STATED PROBLEM:
Retype every line of the records below word for word, without changing anything.

EXTRACTED ENTRIES:
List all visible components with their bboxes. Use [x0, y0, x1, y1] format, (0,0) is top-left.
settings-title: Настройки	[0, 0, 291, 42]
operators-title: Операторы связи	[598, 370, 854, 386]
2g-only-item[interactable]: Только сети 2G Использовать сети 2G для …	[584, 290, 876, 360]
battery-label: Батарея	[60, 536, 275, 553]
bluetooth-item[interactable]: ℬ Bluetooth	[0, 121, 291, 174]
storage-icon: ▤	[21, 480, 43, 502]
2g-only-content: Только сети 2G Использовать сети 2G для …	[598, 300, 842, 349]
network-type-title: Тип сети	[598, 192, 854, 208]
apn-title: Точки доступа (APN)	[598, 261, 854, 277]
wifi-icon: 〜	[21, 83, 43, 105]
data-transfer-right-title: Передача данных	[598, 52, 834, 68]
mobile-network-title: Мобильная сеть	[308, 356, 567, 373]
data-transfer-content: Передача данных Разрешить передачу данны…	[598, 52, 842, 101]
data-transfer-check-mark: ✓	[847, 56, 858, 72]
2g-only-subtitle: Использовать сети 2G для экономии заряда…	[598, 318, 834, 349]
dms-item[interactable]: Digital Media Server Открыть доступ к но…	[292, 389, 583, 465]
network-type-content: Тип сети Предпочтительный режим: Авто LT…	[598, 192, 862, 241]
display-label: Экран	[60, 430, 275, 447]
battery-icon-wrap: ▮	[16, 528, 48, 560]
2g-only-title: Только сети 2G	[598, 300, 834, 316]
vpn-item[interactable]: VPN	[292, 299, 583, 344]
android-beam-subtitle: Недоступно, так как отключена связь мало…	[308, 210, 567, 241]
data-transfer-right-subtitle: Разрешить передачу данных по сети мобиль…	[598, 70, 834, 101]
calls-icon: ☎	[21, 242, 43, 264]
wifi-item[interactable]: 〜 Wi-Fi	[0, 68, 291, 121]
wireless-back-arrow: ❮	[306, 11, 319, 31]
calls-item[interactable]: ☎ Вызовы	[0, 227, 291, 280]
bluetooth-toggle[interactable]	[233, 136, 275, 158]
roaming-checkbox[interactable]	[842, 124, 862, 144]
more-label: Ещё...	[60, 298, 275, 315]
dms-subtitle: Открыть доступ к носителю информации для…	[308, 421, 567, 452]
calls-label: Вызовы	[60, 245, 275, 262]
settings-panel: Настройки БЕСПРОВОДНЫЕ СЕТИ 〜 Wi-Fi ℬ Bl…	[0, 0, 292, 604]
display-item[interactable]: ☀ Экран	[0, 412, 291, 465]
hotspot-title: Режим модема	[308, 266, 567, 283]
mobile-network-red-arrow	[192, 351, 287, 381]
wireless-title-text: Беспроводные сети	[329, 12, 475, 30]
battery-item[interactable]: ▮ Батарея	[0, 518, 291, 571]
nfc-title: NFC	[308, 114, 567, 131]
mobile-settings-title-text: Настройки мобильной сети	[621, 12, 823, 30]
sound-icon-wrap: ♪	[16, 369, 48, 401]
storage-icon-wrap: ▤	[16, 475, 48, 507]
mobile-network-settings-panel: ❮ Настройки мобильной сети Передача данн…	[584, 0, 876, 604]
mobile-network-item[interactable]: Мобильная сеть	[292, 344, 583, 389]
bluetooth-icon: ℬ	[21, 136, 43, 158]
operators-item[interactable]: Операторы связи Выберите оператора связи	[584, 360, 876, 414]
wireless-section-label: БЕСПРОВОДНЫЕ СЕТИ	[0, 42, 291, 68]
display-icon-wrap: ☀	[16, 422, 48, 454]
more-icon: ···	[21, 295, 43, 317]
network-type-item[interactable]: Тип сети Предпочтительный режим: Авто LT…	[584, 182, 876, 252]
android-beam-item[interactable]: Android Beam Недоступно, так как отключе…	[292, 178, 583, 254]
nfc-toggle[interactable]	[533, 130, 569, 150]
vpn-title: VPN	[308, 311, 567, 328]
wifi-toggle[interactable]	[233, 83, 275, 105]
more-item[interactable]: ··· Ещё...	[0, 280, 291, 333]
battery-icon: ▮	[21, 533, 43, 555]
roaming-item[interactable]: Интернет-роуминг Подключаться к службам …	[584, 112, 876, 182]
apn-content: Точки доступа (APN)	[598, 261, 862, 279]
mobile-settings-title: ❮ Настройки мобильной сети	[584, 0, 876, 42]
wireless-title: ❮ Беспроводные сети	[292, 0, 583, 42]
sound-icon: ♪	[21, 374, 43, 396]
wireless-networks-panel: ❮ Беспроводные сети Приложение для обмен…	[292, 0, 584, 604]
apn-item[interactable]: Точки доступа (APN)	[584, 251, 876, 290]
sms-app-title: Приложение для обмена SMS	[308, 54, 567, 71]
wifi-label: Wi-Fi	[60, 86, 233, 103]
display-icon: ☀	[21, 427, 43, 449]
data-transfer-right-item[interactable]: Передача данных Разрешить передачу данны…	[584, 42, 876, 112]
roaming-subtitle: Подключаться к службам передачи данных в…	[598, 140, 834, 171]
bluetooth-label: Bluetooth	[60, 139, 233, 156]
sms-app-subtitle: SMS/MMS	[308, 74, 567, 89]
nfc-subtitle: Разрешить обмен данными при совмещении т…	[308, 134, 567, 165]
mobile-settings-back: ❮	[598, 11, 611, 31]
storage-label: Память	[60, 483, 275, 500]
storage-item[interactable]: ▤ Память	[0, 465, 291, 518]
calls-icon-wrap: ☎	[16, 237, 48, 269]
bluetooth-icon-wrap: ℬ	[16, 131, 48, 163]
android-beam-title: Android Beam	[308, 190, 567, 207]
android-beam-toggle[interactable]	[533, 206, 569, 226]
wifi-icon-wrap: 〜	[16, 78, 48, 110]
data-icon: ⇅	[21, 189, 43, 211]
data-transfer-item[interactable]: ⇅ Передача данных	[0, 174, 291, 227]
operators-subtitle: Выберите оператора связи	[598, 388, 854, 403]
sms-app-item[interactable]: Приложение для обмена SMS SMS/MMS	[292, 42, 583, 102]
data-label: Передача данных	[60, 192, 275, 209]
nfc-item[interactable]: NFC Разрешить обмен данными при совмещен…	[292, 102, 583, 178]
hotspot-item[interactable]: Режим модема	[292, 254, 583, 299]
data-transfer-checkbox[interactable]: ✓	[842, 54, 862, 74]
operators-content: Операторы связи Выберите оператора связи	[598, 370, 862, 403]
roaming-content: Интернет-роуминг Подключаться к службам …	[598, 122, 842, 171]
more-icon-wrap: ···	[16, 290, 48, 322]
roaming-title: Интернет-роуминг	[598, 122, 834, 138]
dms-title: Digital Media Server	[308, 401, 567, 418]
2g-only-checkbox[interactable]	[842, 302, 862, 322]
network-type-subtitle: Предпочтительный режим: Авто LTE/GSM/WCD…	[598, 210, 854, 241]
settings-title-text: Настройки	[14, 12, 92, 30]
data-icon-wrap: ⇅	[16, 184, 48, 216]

SOLVED EXERCISE:
List all visible components with their bboxes. Use [x0, y0, x1, y1] format, (0,0) is top-left.
settings-title: Настройки	[0, 0, 291, 42]
operators-title: Операторы связи	[598, 370, 854, 386]
2g-only-item[interactable]: Только сети 2G Использовать сети 2G для …	[584, 290, 876, 360]
battery-label: Батарея	[60, 536, 275, 553]
bluetooth-item[interactable]: ℬ Bluetooth	[0, 121, 291, 174]
storage-icon: ▤	[21, 480, 43, 502]
2g-only-content: Только сети 2G Использовать сети 2G для …	[598, 300, 842, 349]
network-type-title: Тип сети	[598, 192, 854, 208]
apn-title: Точки доступа (APN)	[598, 261, 854, 277]
wifi-icon: 〜	[21, 83, 43, 105]
data-transfer-right-title: Передача данных	[598, 52, 834, 68]
mobile-network-title: Мобильная сеть	[308, 356, 567, 373]
data-transfer-content: Передача данных Разрешить передачу данны…	[598, 52, 842, 101]
data-transfer-check-mark: ✓	[847, 56, 858, 72]
2g-only-subtitle: Использовать сети 2G для экономии заряда…	[598, 318, 834, 349]
dms-item[interactable]: Digital Media Server Открыть доступ к но…	[292, 389, 583, 465]
network-type-content: Тип сети Предпочтительный режим: Авто LT…	[598, 192, 862, 241]
display-label: Экран	[60, 430, 275, 447]
battery-icon-wrap: ▮	[16, 528, 48, 560]
2g-only-title: Только сети 2G	[598, 300, 834, 316]
vpn-item[interactable]: VPN	[292, 299, 583, 344]
android-beam-subtitle: Недоступно, так как отключена связь мало…	[308, 210, 567, 241]
data-transfer-right-subtitle: Разрешить передачу данных по сети мобиль…	[598, 70, 834, 101]
calls-icon: ☎	[21, 242, 43, 264]
wifi-item[interactable]: 〜 Wi-Fi	[0, 68, 291, 121]
wireless-back-arrow: ❮	[306, 11, 319, 31]
calls-item[interactable]: ☎ Вызовы	[0, 227, 291, 280]
bluetooth-toggle[interactable]	[233, 136, 275, 158]
roaming-checkbox[interactable]	[842, 124, 862, 144]
more-label: Ещё...	[60, 298, 275, 315]
dms-subtitle: Открыть доступ к носителю информации для…	[308, 421, 567, 452]
calls-label: Вызовы	[60, 245, 275, 262]
settings-panel: Настройки БЕСПРОВОДНЫЕ СЕТИ 〜 Wi-Fi ℬ Bl…	[0, 0, 292, 604]
display-item[interactable]: ☀ Экран	[0, 412, 291, 465]
hotspot-title: Режим модема	[308, 266, 567, 283]
mobile-network-red-arrow	[192, 351, 287, 381]
wireless-title-text: Беспроводные сети	[329, 12, 475, 30]
battery-item[interactable]: ▮ Батарея	[0, 518, 291, 571]
nfc-title: NFC	[308, 114, 567, 131]
mobile-settings-title-text: Настройки мобильной сети	[621, 12, 823, 30]
sound-icon-wrap: ♪	[16, 369, 48, 401]
storage-icon-wrap: ▤	[16, 475, 48, 507]
mobile-network-settings-panel: ❮ Настройки мобильной сети Передача данн…	[584, 0, 876, 604]
mobile-network-item[interactable]: Мобильная сеть	[292, 344, 583, 389]
bluetooth-icon: ℬ	[21, 136, 43, 158]
operators-item[interactable]: Операторы связи Выберите оператора связи	[584, 360, 876, 414]
wireless-section-label: БЕСПРОВОДНЫЕ СЕТИ	[0, 42, 291, 68]
display-icon-wrap: ☀	[16, 422, 48, 454]
more-icon: ···	[21, 295, 43, 317]
network-type-item[interactable]: Тип сети Предпочтительный режим: Авто LT…	[584, 182, 876, 252]
android-beam-item[interactable]: Android Beam Недоступно, так как отключе…	[292, 178, 583, 254]
nfc-toggle[interactable]	[533, 130, 569, 150]
vpn-title: VPN	[308, 311, 567, 328]
wifi-toggle[interactable]	[233, 83, 275, 105]
more-item[interactable]: ··· Ещё...	[0, 280, 291, 333]
battery-icon: ▮	[21, 533, 43, 555]
roaming-item[interactable]: Интернет-роуминг Подключаться к службам …	[584, 112, 876, 182]
apn-content: Точки доступа (APN)	[598, 261, 862, 279]
mobile-settings-title: ❮ Настройки мобильной сети	[584, 0, 876, 42]
wireless-title: ❮ Беспроводные сети	[292, 0, 583, 42]
sound-icon: ♪	[21, 374, 43, 396]
wireless-networks-panel: ❮ Беспроводные сети Приложение для обмен…	[292, 0, 584, 604]
apn-item[interactable]: Точки доступа (APN)	[584, 251, 876, 290]
sms-app-title: Приложение для обмена SMS	[308, 54, 567, 71]
wifi-label: Wi-Fi	[60, 86, 233, 103]
display-icon: ☀	[21, 427, 43, 449]
data-transfer-right-item[interactable]: Передача данных Разрешить передачу данны…	[584, 42, 876, 112]
roaming-subtitle: Подключаться к службам передачи данных в…	[598, 140, 834, 171]
bluetooth-label: Bluetooth	[60, 139, 233, 156]
sms-app-subtitle: SMS/MMS	[308, 74, 567, 89]
nfc-subtitle: Разрешить обмен данными при совмещении т…	[308, 134, 567, 165]
mobile-settings-back: ❮	[598, 11, 611, 31]
storage-label: Память	[60, 483, 275, 500]
storage-item[interactable]: ▤ Память	[0, 465, 291, 518]
calls-icon-wrap: ☎	[16, 237, 48, 269]
bluetooth-icon-wrap: ℬ	[16, 131, 48, 163]
android-beam-title: Android Beam	[308, 190, 567, 207]
android-beam-toggle[interactable]	[533, 206, 569, 226]
wifi-icon-wrap: 〜	[16, 78, 48, 110]
data-icon: ⇅	[21, 189, 43, 211]
data-transfer-item[interactable]: ⇅ Передача данных	[0, 174, 291, 227]
operators-subtitle: Выберите оператора связи	[598, 388, 854, 403]
sms-app-item[interactable]: Приложение для обмена SMS SMS/MMS	[292, 42, 583, 102]
data-label: Передача данных	[60, 192, 275, 209]
nfc-item[interactable]: NFC Разрешить обмен данными при совмещен…	[292, 102, 583, 178]
hotspot-item[interactable]: Режим модема	[292, 254, 583, 299]
data-transfer-checkbox[interactable]: ✓	[842, 54, 862, 74]
operators-content: Операторы связи Выберите оператора связи	[598, 370, 862, 403]
roaming-content: Интернет-роуминг Подключаться к службам …	[598, 122, 842, 171]
more-icon-wrap: ···	[16, 290, 48, 322]
roaming-title: Интернет-роуминг	[598, 122, 834, 138]
dms-title: Digital Media Server	[308, 401, 567, 418]
2g-only-checkbox[interactable]	[842, 302, 862, 322]
network-type-subtitle: Предпочтительный режим: Авто LTE/GSM/WCD…	[598, 210, 854, 241]
settings-title-text: Настройки	[14, 12, 92, 30]
data-icon-wrap: ⇅	[16, 184, 48, 216]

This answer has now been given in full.